• [Task requirements]
Your task is to filter the data below down to the lines holding "bases".

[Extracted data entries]
::::::::

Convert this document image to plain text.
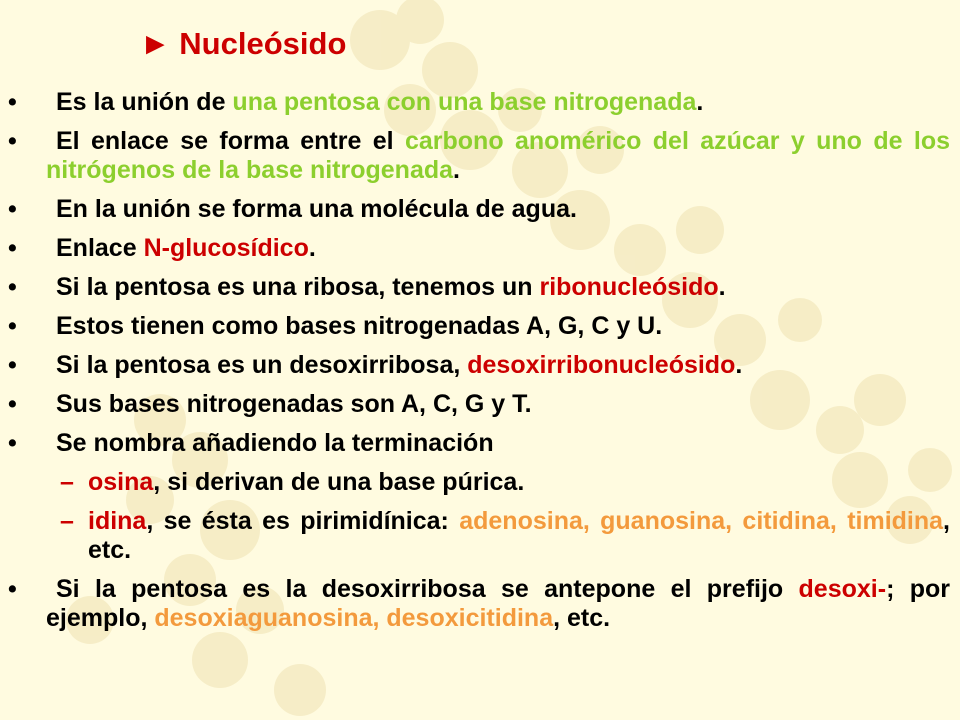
► Nucleósido
• Es la unión de una pentosa con una base nitrogenada.
• El enlace se forma entre el carbono anomérico del azúcar y uno de los nitrógenos de la base nitrogenada.
• En la unión se forma una molécula de agua.
• Enlace N-glucosídico.
• Si la pentosa es una ribosa, tenemos un ribonucleósido.
• Estos tienen como bases nitrogenadas A, G, C y U.
• Si la pentosa es un desoxirribosa, desoxirribonucleósido.
• Sus bases nitrogenadas son A, C, G y T.
• Se nombra añadiendo la terminación
– osina, si derivan de una base púrica.
– idina, se ésta es pirimidínica: adenosina, guanosina, citidina, timidina, etc.
• Si la pentosa es la desoxirribosa se antepone el prefijo desoxi-; por ejemplo, desoxiaguanosina, desoxicitidina, etc.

::::::::

• [Exercise result]
• Estos tienen como bases nitrogenadas A, G, C y U.
• Sus bases nitrogenadas son A, C, G y T.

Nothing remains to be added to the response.